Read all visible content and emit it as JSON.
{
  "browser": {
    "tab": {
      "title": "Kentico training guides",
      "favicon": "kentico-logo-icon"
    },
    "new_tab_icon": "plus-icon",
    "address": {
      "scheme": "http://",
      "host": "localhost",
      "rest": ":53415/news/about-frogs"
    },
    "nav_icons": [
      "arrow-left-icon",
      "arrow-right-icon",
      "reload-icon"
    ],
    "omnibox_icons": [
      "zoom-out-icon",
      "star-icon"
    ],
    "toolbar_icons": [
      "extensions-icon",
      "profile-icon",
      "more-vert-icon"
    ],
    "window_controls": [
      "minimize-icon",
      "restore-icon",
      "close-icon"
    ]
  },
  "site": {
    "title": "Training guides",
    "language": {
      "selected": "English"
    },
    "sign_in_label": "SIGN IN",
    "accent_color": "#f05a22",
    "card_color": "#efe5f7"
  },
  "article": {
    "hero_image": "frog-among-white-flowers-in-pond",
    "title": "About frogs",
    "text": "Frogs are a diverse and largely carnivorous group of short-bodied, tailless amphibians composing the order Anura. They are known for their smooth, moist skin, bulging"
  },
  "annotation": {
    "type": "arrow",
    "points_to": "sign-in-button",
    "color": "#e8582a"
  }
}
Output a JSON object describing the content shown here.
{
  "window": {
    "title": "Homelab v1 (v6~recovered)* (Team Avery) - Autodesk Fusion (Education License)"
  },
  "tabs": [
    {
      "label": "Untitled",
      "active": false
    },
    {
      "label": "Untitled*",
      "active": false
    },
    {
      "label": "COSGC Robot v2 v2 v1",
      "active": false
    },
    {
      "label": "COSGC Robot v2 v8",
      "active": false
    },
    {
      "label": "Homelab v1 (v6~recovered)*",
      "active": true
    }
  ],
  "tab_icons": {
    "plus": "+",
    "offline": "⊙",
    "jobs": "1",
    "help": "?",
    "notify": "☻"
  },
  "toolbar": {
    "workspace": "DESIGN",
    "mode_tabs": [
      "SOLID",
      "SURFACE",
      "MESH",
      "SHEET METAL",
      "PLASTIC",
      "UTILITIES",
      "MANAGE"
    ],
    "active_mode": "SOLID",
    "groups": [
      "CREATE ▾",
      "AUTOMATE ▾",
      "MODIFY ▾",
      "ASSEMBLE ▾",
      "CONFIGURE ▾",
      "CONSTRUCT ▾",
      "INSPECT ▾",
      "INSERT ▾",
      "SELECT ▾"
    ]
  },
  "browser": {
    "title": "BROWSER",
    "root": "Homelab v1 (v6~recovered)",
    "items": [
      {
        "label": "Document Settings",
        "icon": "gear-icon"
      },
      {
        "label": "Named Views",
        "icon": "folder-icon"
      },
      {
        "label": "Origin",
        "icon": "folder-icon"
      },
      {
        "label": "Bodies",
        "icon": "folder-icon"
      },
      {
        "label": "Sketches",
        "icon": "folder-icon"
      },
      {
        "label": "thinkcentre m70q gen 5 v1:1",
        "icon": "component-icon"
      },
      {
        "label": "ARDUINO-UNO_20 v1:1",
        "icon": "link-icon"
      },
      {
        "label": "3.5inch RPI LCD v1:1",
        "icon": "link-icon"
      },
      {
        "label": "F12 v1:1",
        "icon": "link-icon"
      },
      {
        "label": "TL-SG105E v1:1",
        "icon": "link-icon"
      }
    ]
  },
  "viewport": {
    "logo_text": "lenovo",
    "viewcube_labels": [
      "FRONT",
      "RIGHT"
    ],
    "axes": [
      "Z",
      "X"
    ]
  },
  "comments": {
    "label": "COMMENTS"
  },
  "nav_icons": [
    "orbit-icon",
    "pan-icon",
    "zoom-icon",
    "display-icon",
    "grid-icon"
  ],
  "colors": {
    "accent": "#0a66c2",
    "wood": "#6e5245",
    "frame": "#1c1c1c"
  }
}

^^^^

What is required
List every line in the records above that contains the word "guides".

Task solution
      "title": "Kentico training guides",
    "title": "Training guides",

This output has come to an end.